Copy every line, leaving nothing out and adding nothing.

────────────────────

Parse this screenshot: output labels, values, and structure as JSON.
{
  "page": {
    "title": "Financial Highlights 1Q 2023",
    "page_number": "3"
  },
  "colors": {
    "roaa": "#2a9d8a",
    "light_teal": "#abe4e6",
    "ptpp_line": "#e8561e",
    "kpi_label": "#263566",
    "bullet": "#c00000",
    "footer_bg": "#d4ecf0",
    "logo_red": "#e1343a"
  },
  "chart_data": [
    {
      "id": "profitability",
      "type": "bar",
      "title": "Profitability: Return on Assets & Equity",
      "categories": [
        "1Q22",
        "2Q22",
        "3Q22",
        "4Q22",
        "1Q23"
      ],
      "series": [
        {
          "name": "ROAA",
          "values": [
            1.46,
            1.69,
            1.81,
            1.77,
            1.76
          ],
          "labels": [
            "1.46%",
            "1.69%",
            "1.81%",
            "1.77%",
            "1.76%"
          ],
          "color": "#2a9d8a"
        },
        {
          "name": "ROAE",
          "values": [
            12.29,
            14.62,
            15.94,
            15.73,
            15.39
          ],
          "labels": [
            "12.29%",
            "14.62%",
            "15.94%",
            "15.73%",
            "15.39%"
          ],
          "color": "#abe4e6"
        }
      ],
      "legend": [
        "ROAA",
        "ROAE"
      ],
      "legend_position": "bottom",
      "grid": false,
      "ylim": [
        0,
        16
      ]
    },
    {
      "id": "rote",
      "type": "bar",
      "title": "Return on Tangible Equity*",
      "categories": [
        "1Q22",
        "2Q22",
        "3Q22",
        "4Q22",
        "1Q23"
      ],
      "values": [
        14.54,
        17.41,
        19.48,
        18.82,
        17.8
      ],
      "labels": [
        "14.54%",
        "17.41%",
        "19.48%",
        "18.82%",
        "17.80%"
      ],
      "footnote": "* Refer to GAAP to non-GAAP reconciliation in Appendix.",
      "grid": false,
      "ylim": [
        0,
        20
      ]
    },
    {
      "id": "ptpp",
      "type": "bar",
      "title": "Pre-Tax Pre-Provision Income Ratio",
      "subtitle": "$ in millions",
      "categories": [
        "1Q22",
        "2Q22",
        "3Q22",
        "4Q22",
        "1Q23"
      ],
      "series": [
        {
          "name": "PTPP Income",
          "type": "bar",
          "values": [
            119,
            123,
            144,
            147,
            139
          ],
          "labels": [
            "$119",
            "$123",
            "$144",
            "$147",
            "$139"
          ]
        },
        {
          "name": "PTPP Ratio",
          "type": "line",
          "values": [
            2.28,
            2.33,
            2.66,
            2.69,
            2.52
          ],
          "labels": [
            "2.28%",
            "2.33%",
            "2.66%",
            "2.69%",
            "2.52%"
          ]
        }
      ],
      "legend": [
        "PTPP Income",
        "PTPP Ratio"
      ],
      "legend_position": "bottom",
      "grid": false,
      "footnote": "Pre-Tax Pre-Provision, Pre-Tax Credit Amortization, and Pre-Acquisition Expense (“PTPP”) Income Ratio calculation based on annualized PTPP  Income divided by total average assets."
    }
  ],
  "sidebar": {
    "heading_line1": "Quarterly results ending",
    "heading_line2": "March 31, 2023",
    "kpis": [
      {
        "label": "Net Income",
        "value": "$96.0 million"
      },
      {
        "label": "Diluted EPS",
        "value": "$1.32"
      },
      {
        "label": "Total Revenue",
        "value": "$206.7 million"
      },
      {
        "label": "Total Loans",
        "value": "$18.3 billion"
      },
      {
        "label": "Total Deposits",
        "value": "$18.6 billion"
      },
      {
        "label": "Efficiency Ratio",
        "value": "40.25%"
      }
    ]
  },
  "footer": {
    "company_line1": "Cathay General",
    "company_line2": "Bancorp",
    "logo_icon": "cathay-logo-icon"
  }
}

────────────────────

■ **Expected answer**
Parse this screenshot: output labels, values, and structure as JSON.
{
  "page": {
    "title": "Financial Highlights 1Q 2023",
    "page_number": "3"
  },
  "colors": {
    "roaa": "#2a9d8a",
    "light_teal": "#abe4e6",
    "ptpp_line": "#e8561e",
    "kpi_label": "#263566",
    "bullet": "#c00000",
    "footer_bg": "#d4ecf0",
    "logo_red": "#e1343a"
  },
  "chart_data": [
    {
      "id": "profitability",
      "type": "bar",
      "title": "Profitability: Return on Assets & Equity",
      "categories": [
        "1Q22",
        "2Q22",
        "3Q22",
        "4Q22",
        "1Q23"
      ],
      "series": [
        {
          "name": "ROAA",
          "values": [
            1.46,
            1.69,
            1.81,
            1.77,
            1.76
          ],
          "labels": [
            "1.46%",
            "1.69%",
            "1.81%",
            "1.77%",
            "1.76%"
          ],
          "color": "#2a9d8a"
        },
        {
          "name": "ROAE",
          "values": [
            12.29,
            14.62,
            15.94,
            15.73,
            15.39
          ],
          "labels": [
            "12.29%",
            "14.62%",
            "15.94%",
            "15.73%",
            "15.39%"
          ],
          "color": "#abe4e6"
        }
      ],
      "legend": [
        "ROAA",
        "ROAE"
      ],
      "legend_position": "bottom",
      "grid": false,
      "ylim": [
        0,
        16
      ]
    },
    {
      "id": "rote",
      "type": "bar",
      "title": "Return on Tangible Equity*",
      "categories": [
        "1Q22",
        "2Q22",
        "3Q22",
        "4Q22",
        "1Q23"
      ],
      "values": [
        14.54,
        17.41,
        19.48,
        18.82,
        17.8
      ],
      "labels": [
        "14.54%",
        "17.41%",
        "19.48%",
        "18.82%",
        "17.80%"
      ],
      "footnote": "* Refer to GAAP to non-GAAP reconciliation in Appendix.",
      "grid": false,
      "ylim": [
        0,
        20
      ]
    },
    {
      "id": "ptpp",
      "type": "bar",
      "title": "Pre-Tax Pre-Provision Income Ratio",
      "subtitle": "$ in millions",
      "categories": [
        "1Q22",
        "2Q22",
        "3Q22",
        "4Q22",
        "1Q23"
      ],
      "series": [
        {
          "name": "PTPP Income",
          "type": "bar",
          "values": [
            119,
            123,
            144,
            147,
            139
          ],
          "labels": [
            "$119",
            "$123",
            "$144",
            "$147",
            "$139"
          ]
        },
        {
          "name": "PTPP Ratio",
          "type": "line",
          "values": [
            2.28,
            2.33,
            2.66,
            2.69,
            2.52
          ],
          "labels": [
            "2.28%",
            "2.33%",
            "2.66%",
            "2.69%",
            "2.52%"
          ]
        }
      ],
      "legend": [
        "PTPP Income",
        "PTPP Ratio"
      ],
      "legend_position": "bottom",
      "grid": false,
      "footnote": "Pre-Tax Pre-Provision, Pre-Tax Credit Amortization, and Pre-Acquisition Expense (“PTPP”) Income Ratio calculation based on annualized PTPP  Income divided by total average assets."
    }
  ],
  "sidebar": {
    "heading_line1": "Quarterly results ending",
    "heading_line2": "March 31, 2023",
    "kpis": [
      {
        "label": "Net Income",
        "value": "$96.0 million"
      },
      {
        "label": "Diluted EPS",
        "value": "$1.32"
      },
      {
        "label": "Total Revenue",
        "value": "$206.7 million"
      },
      {
        "label": "Total Loans",
        "value": "$18.3 billion"
      },
      {
        "label": "Total Deposits",
        "value": "$18.6 billion"
      },
      {
        "label": "Efficiency Ratio",
        "value": "40.25%"
      }
    ]
  },
  "footer": {
    "company_line1": "Cathay General",
    "company_line2": "Bancorp",
    "logo_icon": "cathay-logo-icon"
  }
}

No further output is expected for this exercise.